◆ WHAT TO PRODUCE: Write the material out again in full, exactly.

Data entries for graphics
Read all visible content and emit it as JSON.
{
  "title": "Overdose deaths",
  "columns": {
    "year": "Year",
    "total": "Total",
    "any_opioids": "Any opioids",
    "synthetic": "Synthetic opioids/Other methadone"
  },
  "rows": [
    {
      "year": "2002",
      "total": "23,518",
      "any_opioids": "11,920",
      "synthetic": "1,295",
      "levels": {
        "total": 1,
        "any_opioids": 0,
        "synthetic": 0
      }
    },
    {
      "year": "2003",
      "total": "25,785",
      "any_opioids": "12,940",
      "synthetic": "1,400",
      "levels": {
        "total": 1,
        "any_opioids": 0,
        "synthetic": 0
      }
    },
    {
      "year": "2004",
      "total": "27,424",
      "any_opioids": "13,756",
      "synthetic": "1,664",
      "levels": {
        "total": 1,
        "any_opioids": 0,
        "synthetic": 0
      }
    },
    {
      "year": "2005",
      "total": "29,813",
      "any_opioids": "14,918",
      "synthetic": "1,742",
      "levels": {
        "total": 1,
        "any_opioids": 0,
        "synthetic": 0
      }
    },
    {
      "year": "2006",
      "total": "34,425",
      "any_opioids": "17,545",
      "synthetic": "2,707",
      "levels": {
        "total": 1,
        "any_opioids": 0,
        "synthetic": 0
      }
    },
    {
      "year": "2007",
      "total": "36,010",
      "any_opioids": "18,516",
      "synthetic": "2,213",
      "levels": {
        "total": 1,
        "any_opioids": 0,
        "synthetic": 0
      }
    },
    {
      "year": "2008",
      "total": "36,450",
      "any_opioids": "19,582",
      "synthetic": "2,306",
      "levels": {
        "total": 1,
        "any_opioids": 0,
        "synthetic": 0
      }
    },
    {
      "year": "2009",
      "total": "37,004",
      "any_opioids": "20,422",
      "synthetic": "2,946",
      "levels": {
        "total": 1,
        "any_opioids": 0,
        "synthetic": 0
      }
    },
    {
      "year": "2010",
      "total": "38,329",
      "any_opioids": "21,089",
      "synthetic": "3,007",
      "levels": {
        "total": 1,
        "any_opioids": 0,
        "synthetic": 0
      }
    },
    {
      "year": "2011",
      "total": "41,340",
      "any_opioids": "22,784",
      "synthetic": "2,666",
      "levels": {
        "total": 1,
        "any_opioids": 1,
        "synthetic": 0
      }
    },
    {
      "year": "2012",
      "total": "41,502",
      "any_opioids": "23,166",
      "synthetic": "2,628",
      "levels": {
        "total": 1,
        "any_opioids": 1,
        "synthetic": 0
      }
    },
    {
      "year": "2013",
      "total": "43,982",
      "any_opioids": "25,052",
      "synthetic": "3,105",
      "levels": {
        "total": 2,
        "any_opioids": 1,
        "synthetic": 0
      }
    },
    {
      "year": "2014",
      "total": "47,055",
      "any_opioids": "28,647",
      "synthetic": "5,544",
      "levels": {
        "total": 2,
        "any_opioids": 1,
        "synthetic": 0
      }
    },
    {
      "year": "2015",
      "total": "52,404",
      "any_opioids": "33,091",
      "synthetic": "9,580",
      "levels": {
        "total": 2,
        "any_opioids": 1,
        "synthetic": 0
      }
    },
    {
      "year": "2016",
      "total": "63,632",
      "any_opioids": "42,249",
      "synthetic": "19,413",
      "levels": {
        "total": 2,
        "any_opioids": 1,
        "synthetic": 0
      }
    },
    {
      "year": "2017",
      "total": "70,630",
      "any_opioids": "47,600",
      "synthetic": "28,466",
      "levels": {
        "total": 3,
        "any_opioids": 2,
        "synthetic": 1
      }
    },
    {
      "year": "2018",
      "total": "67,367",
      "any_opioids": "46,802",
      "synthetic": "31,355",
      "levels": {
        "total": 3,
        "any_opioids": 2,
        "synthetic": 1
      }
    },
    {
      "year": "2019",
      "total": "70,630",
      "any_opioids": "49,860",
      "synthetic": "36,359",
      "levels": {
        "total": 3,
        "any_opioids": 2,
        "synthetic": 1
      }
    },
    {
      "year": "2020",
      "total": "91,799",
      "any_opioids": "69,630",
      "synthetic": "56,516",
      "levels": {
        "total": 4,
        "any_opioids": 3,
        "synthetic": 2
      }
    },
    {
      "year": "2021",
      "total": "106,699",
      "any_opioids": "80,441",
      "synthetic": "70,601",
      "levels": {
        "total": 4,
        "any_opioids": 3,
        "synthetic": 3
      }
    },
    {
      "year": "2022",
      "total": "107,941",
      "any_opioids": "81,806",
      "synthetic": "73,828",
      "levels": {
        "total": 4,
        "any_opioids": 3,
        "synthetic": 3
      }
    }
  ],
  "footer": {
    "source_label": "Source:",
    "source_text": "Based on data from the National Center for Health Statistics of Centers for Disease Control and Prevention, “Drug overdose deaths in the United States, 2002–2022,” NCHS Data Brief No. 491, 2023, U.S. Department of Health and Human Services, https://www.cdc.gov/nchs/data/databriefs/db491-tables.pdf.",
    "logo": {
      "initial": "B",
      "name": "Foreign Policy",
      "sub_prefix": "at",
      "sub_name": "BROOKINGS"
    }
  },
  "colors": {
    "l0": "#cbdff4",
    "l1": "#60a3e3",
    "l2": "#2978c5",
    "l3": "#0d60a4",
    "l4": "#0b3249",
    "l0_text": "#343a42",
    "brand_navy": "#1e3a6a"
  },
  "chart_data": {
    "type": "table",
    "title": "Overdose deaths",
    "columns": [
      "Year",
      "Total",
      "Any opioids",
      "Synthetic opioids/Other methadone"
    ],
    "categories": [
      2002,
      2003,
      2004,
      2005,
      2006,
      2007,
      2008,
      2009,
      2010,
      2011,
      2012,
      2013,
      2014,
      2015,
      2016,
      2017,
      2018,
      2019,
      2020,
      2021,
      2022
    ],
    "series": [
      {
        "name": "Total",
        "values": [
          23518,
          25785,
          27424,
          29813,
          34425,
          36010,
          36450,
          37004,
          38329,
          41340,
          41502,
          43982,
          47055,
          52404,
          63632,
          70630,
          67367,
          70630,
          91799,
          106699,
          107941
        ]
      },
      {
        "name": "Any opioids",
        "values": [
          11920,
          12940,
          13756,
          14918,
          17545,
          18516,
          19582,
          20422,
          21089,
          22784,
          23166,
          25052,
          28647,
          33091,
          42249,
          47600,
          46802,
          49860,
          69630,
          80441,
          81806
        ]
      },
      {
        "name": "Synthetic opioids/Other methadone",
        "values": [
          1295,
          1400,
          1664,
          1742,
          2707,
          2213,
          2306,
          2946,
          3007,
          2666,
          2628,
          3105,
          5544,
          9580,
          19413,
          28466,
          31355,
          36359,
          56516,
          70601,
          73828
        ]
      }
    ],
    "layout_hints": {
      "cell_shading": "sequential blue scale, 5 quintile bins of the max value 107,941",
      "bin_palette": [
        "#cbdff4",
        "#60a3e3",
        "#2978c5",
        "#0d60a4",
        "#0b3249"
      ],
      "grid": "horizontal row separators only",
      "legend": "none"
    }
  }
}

◆ FINISHED EXERCISE:
Read all visible content and emit it as JSON.
{
  "title": "Overdose deaths",
  "columns": {
    "year": "Year",
    "total": "Total",
    "any_opioids": "Any opioids",
    "synthetic": "Synthetic opioids/Other methadone"
  },
  "rows": [
    {
      "year": "2002",
      "total": "23,518",
      "any_opioids": "11,920",
      "synthetic": "1,295",
      "levels": {
        "total": 1,
        "any_opioids": 0,
        "synthetic": 0
      }
    },
    {
      "year": "2003",
      "total": "25,785",
      "any_opioids": "12,940",
      "synthetic": "1,400",
      "levels": {
        "total": 1,
        "any_opioids": 0,
        "synthetic": 0
      }
    },
    {
      "year": "2004",
      "total": "27,424",
      "any_opioids": "13,756",
      "synthetic": "1,664",
      "levels": {
        "total": 1,
        "any_opioids": 0,
        "synthetic": 0
      }
    },
    {
      "year": "2005",
      "total": "29,813",
      "any_opioids": "14,918",
      "synthetic": "1,742",
      "levels": {
        "total": 1,
        "any_opioids": 0,
        "synthetic": 0
      }
    },
    {
      "year": "2006",
      "total": "34,425",
      "any_opioids": "17,545",
      "synthetic": "2,707",
      "levels": {
        "total": 1,
        "any_opioids": 0,
        "synthetic": 0
      }
    },
    {
      "year": "2007",
      "total": "36,010",
      "any_opioids": "18,516",
      "synthetic": "2,213",
      "levels": {
        "total": 1,
        "any_opioids": 0,
        "synthetic": 0
      }
    },
    {
      "year": "2008",
      "total": "36,450",
      "any_opioids": "19,582",
      "synthetic": "2,306",
      "levels": {
        "total": 1,
        "any_opioids": 0,
        "synthetic": 0
      }
    },
    {
      "year": "2009",
      "total": "37,004",
      "any_opioids": "20,422",
      "synthetic": "2,946",
      "levels": {
        "total": 1,
        "any_opioids": 0,
        "synthetic": 0
      }
    },
    {
      "year": "2010",
      "total": "38,329",
      "any_opioids": "21,089",
      "synthetic": "3,007",
      "levels": {
        "total": 1,
        "any_opioids": 0,
        "synthetic": 0
      }
    },
    {
      "year": "2011",
      "total": "41,340",
      "any_opioids": "22,784",
      "synthetic": "2,666",
      "levels": {
        "total": 1,
        "any_opioids": 1,
        "synthetic": 0
      }
    },
    {
      "year": "2012",
      "total": "41,502",
      "any_opioids": "23,166",
      "synthetic": "2,628",
      "levels": {
        "total": 1,
        "any_opioids": 1,
        "synthetic": 0
      }
    },
    {
      "year": "2013",
      "total": "43,982",
      "any_opioids": "25,052",
      "synthetic": "3,105",
      "levels": {
        "total": 2,
        "any_opioids": 1,
        "synthetic": 0
      }
    },
    {
      "year": "2014",
      "total": "47,055",
      "any_opioids": "28,647",
      "synthetic": "5,544",
      "levels": {
        "total": 2,
        "any_opioids": 1,
        "synthetic": 0
      }
    },
    {
      "year": "2015",
      "total": "52,404",
      "any_opioids": "33,091",
      "synthetic": "9,580",
      "levels": {
        "total": 2,
        "any_opioids": 1,
        "synthetic": 0
      }
    },
    {
      "year": "2016",
      "total": "63,632",
      "any_opioids": "42,249",
      "synthetic": "19,413",
      "levels": {
        "total": 2,
        "any_opioids": 1,
        "synthetic": 0
      }
    },
    {
      "year": "2017",
      "total": "70,630",
      "any_opioids": "47,600",
      "synthetic": "28,466",
      "levels": {
        "total": 3,
        "any_opioids": 2,
        "synthetic": 1
      }
    },
    {
      "year": "2018",
      "total": "67,367",
      "any_opioids": "46,802",
      "synthetic": "31,355",
      "levels": {
        "total": 3,
        "any_opioids": 2,
        "synthetic": 1
      }
    },
    {
      "year": "2019",
      "total": "70,630",
      "any_opioids": "49,860",
      "synthetic": "36,359",
      "levels": {
        "total": 3,
        "any_opioids": 2,
        "synthetic": 1
      }
    },
    {
      "year": "2020",
      "total": "91,799",
      "any_opioids": "69,630",
      "synthetic": "56,516",
      "levels": {
        "total": 4,
        "any_opioids": 3,
        "synthetic": 2
      }
    },
    {
      "year": "2021",
      "total": "106,699",
      "any_opioids": "80,441",
      "synthetic": "70,601",
      "levels": {
        "total": 4,
        "any_opioids": 3,
        "synthetic": 3
      }
    },
    {
      "year": "2022",
      "total": "107,941",
      "any_opioids": "81,806",
      "synthetic": "73,828",
      "levels": {
        "total": 4,
        "any_opioids": 3,
        "synthetic": 3
      }
    }
  ],
  "footer": {
    "source_label": "Source:",
    "source_text": "Based on data from the National Center for Health Statistics of Centers for Disease Control and Prevention, “Drug overdose deaths in the United States, 2002–2022,” NCHS Data Brief No. 491, 2023, U.S. Department of Health and Human Services, https://www.cdc.gov/nchs/data/databriefs/db491-tables.pdf.",
    "logo": {
      "initial": "B",
      "name": "Foreign Policy",
      "sub_prefix": "at",
      "sub_name": "BROOKINGS"
    }
  },
  "colors": {
    "l0": "#cbdff4",
    "l1": "#60a3e3",
    "l2": "#2978c5",
    "l3": "#0d60a4",
    "l4": "#0b3249",
    "l0_text": "#343a42",
    "brand_navy": "#1e3a6a"
  },
  "chart_data": {
    "type": "table",
    "title": "Overdose deaths",
    "columns": [
      "Year",
      "Total",
      "Any opioids",
      "Synthetic opioids/Other methadone"
    ],
    "categories": [
      2002,
      2003,
      2004,
      2005,
      2006,
      2007,
      2008,
      2009,
      2010,
      2011,
      2012,
      2013,
      2014,
      2015,
      2016,
      2017,
      2018,
      2019,
      2020,
      2021,
      2022
    ],
    "series": [
      {
        "name": "Total",
        "values": [
          23518,
          25785,
          27424,
          29813,
          34425,
          36010,
          36450,
          37004,
          38329,
          41340,
          41502,
          43982,
          47055,
          52404,
          63632,
          70630,
          67367,
          70630,
          91799,
          106699,
          107941
        ]
      },
      {
        "name": "Any opioids",
        "values": [
          11920,
          12940,
          13756,
          14918,
          17545,
          18516,
          19582,
          20422,
          21089,
          22784,
          23166,
          25052,
          28647,
          33091,
          42249,
          47600,
          46802,
          49860,
          69630,
          80441,
          81806
        ]
      },
      {
        "name": "Synthetic opioids/Other methadone",
        "values": [
          1295,
          1400,
          1664,
          1742,
          2707,
          2213,
          2306,
          2946,
          3007,
          2666,
          2628,
          3105,
          5544,
          9580,
          19413,
          28466,
          31355,
          36359,
          56516,
          70601,
          73828
        ]
      }
    ],
    "layout_hints": {
      "cell_shading": "sequential blue scale, 5 quintile bins of the max value 107,941",
      "bin_palette": [
        "#cbdff4",
        "#60a3e3",
        "#2978c5",
        "#0d60a4",
        "#0b3249"
      ],
      "grid": "horizontal row separators only",
      "legend": "none"
    }
  }
}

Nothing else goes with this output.